Omit images. Retype all entries verbatim.

====== Provided records

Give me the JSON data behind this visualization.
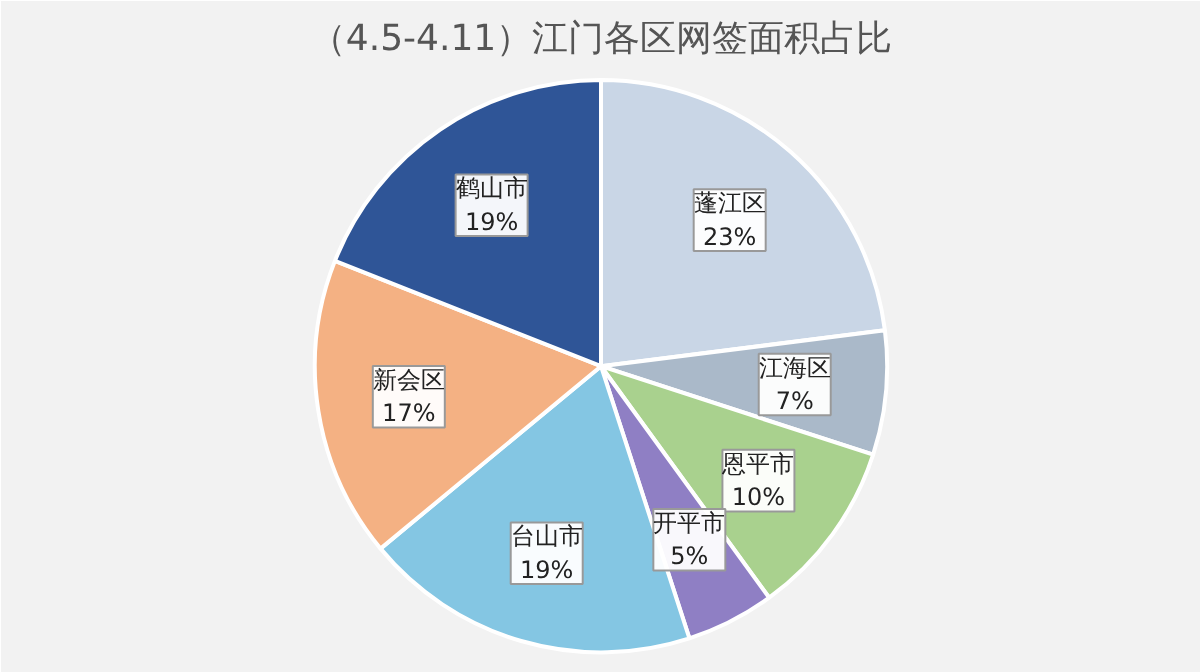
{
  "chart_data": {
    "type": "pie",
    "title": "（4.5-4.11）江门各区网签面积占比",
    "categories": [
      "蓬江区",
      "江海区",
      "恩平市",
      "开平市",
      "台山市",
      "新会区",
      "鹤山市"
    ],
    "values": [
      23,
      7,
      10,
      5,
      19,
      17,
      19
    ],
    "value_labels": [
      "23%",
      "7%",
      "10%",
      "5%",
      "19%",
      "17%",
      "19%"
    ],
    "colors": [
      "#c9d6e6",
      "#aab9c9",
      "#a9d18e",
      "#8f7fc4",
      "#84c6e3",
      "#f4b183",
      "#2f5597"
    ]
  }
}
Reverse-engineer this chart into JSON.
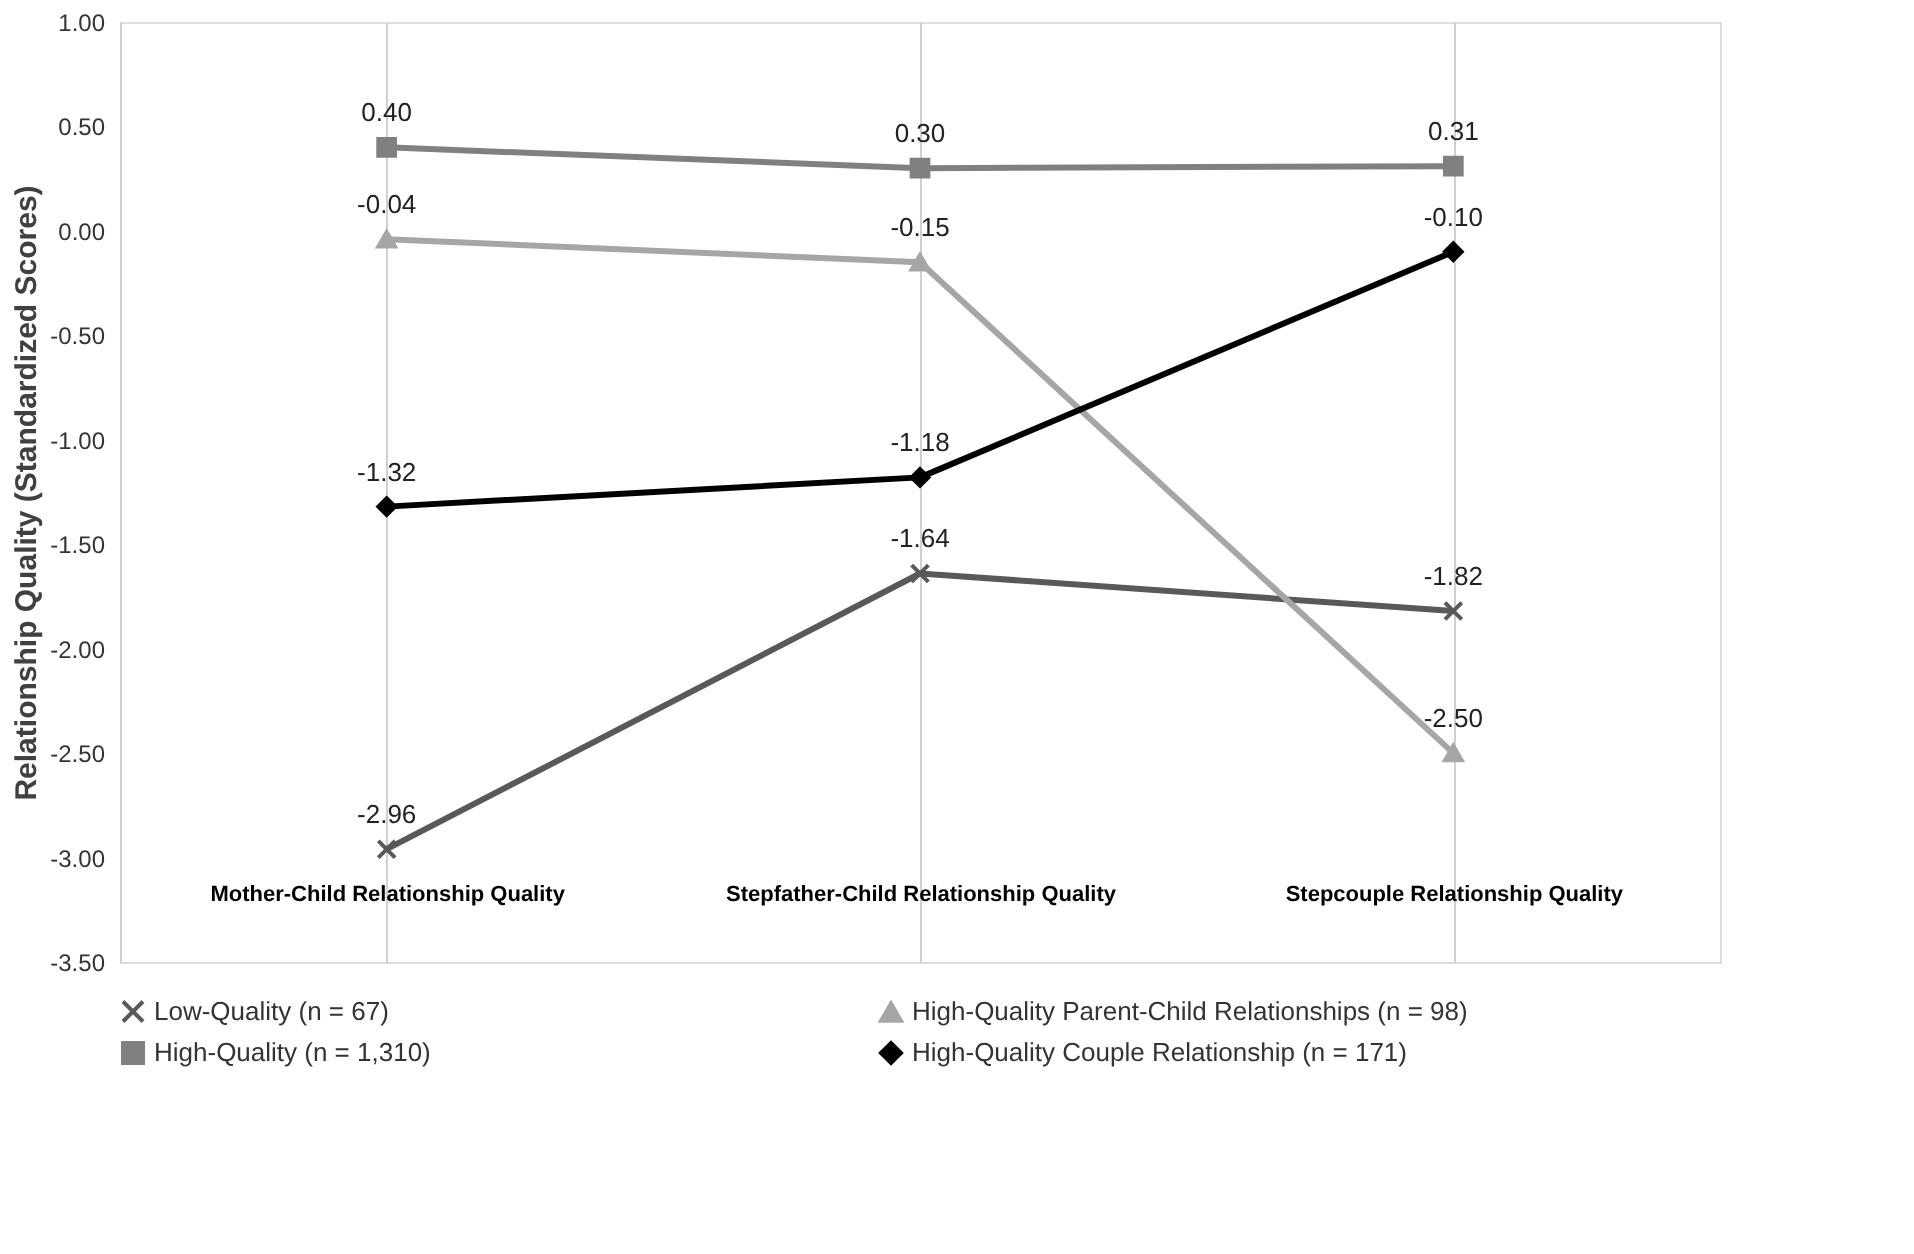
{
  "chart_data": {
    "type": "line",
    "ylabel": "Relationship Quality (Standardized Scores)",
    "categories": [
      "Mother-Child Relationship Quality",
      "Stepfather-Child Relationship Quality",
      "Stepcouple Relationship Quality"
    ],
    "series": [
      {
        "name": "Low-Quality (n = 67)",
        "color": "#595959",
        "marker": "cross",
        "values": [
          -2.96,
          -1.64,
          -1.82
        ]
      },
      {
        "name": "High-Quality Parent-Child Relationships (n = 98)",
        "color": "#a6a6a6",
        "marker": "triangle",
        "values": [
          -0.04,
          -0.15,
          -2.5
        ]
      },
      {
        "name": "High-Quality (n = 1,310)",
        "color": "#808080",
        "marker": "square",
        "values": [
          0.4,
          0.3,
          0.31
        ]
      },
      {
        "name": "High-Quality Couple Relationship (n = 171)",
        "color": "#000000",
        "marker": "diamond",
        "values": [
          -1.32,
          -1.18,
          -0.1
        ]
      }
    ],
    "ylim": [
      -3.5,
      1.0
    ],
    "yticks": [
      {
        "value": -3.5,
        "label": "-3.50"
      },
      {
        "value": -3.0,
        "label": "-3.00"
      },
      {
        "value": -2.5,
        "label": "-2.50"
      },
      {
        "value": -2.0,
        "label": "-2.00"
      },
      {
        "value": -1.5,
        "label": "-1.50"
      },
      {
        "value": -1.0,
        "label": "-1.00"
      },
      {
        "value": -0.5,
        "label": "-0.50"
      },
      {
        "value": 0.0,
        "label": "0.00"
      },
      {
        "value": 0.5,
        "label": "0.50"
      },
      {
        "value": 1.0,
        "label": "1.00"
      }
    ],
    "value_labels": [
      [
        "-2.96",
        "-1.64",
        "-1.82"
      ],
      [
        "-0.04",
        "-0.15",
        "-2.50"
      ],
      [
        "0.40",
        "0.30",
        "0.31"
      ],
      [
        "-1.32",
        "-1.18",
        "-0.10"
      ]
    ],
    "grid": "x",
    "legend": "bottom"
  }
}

============

● Exercise answer
Give me the JSON data behind this visualization.
{
  "chart_data": {
    "type": "pie",
    "title": "（4.5-4.11）江门各区网签面积占比",
    "categories": [
      "蓬江区",
      "江海区",
      "恩平市",
      "开平市",
      "台山市",
      "新会区",
      "鹤山市"
    ],
    "values": [
      23,
      7,
      10,
      5,
      19,
      17,
      19
    ],
    "value_labels": [
      "23%",
      "7%",
      "10%",
      "5%",
      "19%",
      "17%",
      "19%"
    ],
    "colors": [
      "#c9d6e6",
      "#aab9c9",
      "#a9d18e",
      "#8f7fc4",
      "#84c6e3",
      "#f4b183",
      "#2f5597"
    ]
  }
}
Reverse-engineer this chart into JSON.
{
  "chart_data": {
    "type": "line",
    "ylabel": "Relationship Quality (Standardized Scores)",
    "categories": [
      "Mother-Child Relationship Quality",
      "Stepfather-Child Relationship Quality",
      "Stepcouple Relationship Quality"
    ],
    "series": [
      {
        "name": "Low-Quality (n = 67)",
        "color": "#595959",
        "marker": "cross",
        "values": [
          -2.96,
          -1.64,
          -1.82
        ]
      },
      {
        "name": "High-Quality Parent-Child Relationships (n = 98)",
        "color": "#a6a6a6",
        "marker": "triangle",
        "values": [
          -0.04,
          -0.15,
          -2.5
        ]
      },
      {
        "name": "High-Quality (n = 1,310)",
        "color": "#808080",
        "marker": "square",
        "values": [
          0.4,
          0.3,
          0.31
        ]
      },
      {
        "name": "High-Quality Couple Relationship (n = 171)",
        "color": "#000000",
        "marker": "diamond",
        "values": [
          -1.32,
          -1.18,
          -0.1
        ]
      }
    ],
    "ylim": [
      -3.5,
      1.0
    ],
    "yticks": [
      {
        "value": -3.5,
        "label": "-3.50"
      },
      {
        "value": -3.0,
        "label": "-3.00"
      },
      {
        "value": -2.5,
        "label": "-2.50"
      },
      {
        "value": -2.0,
        "label": "-2.00"
      },
      {
        "value": -1.5,
        "label": "-1.50"
      },
      {
        "value": -1.0,
        "label": "-1.00"
      },
      {
        "value": -0.5,
        "label": "-0.50"
      },
      {
        "value": 0.0,
        "label": "0.00"
      },
      {
        "value": 0.5,
        "label": "0.50"
      },
      {
        "value": 1.0,
        "label": "1.00"
      }
    ],
    "value_labels": [
      [
        "-2.96",
        "-1.64",
        "-1.82"
      ],
      [
        "-0.04",
        "-0.15",
        "-2.50"
      ],
      [
        "0.40",
        "0.30",
        "0.31"
      ],
      [
        "-1.32",
        "-1.18",
        "-0.10"
      ]
    ],
    "grid": "x",
    "legend": "bottom"
  }
}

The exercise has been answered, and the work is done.